What is being asked:
Scan the data below for the string "应转化为常温常压". Show every line where it turns up.

····················

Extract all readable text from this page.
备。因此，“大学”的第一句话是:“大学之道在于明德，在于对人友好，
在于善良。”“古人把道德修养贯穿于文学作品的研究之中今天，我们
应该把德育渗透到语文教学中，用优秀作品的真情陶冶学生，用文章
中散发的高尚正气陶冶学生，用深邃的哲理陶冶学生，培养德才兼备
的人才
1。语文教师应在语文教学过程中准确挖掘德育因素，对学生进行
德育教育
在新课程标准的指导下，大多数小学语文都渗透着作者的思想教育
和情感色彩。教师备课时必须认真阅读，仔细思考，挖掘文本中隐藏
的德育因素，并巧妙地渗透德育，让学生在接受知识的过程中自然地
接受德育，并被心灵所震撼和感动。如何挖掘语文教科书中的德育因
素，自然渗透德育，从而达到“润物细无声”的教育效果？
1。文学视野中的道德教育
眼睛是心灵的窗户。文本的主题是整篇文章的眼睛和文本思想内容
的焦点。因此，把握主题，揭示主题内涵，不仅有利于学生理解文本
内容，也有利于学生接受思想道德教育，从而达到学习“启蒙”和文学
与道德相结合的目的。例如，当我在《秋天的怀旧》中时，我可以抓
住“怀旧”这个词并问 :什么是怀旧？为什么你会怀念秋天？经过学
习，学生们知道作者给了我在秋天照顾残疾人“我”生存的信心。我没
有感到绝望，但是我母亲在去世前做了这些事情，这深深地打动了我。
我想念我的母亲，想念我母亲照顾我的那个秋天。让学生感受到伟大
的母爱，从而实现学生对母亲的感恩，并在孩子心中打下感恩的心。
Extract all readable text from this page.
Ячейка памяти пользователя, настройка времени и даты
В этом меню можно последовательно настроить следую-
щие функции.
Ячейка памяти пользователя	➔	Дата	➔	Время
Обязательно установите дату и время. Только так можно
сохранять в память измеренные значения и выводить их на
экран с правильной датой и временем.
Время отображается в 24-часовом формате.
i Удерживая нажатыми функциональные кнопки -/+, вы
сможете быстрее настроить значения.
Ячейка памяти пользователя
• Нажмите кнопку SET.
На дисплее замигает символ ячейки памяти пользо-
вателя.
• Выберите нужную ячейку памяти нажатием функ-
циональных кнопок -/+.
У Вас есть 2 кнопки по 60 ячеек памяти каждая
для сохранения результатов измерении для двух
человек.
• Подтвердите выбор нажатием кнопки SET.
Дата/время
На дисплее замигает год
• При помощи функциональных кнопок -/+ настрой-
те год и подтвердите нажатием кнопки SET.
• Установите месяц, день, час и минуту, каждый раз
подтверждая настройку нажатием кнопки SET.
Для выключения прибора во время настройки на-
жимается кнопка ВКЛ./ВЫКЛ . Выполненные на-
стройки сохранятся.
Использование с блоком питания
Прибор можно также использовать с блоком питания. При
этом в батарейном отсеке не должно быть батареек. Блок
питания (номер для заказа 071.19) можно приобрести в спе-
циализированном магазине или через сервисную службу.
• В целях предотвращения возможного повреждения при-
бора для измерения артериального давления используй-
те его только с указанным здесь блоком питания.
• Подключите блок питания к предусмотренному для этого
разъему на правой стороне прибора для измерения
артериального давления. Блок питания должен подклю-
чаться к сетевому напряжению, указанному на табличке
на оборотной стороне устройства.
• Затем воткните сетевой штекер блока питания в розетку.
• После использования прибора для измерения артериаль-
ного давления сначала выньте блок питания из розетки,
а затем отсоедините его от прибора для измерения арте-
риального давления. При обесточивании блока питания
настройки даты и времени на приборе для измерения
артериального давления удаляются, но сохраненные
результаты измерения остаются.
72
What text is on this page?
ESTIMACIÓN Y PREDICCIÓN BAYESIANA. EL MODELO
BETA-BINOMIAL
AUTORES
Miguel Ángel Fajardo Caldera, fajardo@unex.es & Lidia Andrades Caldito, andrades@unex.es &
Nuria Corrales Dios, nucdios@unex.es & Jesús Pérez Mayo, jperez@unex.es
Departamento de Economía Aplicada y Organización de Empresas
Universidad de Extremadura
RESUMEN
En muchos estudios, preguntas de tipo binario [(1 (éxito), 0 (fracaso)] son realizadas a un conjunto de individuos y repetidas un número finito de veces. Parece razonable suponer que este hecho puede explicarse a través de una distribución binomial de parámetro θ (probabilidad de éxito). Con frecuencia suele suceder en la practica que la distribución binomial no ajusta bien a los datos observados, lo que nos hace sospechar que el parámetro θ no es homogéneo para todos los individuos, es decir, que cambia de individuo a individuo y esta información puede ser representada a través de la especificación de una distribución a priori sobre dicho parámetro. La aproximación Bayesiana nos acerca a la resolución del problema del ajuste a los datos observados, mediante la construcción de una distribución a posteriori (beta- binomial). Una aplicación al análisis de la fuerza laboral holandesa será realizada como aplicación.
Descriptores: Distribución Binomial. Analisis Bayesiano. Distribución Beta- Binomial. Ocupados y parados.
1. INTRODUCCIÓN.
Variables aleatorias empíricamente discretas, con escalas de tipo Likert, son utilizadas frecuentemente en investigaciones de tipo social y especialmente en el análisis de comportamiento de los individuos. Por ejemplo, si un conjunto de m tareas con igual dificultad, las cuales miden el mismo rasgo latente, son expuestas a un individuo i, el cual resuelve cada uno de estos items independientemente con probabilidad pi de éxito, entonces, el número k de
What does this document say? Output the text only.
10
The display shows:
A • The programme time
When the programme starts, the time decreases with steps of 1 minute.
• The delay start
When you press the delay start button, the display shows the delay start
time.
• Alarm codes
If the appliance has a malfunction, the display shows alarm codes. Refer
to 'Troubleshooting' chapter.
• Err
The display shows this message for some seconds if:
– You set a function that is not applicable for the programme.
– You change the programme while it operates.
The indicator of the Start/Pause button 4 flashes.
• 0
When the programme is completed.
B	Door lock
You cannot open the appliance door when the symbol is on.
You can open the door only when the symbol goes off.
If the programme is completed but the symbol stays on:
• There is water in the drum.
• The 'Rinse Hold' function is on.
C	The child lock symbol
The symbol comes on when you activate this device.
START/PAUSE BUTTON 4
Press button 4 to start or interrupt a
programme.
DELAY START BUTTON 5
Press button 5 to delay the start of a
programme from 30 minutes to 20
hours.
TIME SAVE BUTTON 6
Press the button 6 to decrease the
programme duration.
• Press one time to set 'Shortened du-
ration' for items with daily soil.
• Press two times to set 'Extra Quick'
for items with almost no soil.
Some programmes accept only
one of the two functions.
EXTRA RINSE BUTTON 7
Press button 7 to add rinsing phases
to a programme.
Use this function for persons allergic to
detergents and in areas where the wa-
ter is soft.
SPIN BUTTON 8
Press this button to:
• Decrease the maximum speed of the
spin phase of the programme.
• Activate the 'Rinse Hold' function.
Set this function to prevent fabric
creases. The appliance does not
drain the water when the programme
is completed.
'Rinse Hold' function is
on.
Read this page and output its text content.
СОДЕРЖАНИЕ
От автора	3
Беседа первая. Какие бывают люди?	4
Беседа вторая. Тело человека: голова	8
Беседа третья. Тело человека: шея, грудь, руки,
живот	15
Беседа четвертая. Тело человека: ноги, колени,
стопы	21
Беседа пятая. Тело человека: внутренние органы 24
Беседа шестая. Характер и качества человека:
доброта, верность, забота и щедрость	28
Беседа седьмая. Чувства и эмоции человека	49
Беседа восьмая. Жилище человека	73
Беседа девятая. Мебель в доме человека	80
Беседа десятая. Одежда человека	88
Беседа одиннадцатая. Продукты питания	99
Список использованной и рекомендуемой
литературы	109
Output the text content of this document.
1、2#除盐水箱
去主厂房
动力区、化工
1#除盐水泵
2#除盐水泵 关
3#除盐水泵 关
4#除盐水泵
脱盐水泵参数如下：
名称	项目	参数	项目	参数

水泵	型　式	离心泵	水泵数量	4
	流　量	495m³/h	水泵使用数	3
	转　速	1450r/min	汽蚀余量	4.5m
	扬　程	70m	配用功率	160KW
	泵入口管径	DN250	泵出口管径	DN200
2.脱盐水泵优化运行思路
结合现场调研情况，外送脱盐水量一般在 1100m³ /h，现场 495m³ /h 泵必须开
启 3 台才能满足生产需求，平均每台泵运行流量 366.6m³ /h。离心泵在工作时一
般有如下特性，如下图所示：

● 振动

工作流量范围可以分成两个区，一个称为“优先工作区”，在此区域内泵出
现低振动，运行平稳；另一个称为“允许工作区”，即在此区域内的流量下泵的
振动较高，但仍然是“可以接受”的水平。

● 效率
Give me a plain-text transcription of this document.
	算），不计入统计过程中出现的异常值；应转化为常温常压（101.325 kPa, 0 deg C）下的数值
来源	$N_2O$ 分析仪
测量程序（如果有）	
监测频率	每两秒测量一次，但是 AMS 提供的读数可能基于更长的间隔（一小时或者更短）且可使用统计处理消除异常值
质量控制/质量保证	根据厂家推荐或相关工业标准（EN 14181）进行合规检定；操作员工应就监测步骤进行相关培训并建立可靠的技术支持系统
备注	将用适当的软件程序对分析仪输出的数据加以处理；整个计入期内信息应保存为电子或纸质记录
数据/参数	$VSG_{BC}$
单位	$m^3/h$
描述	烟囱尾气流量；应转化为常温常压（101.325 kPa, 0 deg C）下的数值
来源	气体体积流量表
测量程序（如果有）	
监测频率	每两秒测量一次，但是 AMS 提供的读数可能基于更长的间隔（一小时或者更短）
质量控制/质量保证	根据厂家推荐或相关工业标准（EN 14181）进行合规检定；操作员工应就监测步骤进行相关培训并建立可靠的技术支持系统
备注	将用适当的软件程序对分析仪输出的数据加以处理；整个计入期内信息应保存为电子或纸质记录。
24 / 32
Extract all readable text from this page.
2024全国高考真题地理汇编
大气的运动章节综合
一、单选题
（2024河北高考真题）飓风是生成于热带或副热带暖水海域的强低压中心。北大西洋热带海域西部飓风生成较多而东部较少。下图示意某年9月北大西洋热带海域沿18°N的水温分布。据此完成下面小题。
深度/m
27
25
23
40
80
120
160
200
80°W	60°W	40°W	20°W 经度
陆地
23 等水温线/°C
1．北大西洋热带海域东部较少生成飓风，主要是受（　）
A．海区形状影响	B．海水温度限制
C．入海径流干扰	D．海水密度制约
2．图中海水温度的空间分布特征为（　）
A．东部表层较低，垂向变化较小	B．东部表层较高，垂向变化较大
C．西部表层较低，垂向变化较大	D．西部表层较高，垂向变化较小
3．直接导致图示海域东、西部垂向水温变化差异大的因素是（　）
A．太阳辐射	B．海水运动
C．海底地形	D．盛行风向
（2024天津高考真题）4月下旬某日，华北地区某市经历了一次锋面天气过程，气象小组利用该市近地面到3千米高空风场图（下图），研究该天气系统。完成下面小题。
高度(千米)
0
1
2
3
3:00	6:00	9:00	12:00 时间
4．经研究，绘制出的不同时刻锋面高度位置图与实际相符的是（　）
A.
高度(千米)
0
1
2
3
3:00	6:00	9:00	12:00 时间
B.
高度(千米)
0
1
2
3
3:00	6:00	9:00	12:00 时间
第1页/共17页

····················

Answer to the problem:
	算），不计入统计过程中出现的异常值；应转化为常温常压（101.325 kPa, 0 deg C）下的数值
描述	烟囱尾气流量；应转化为常温常压（101.325 kPa, 0 deg C）下的数值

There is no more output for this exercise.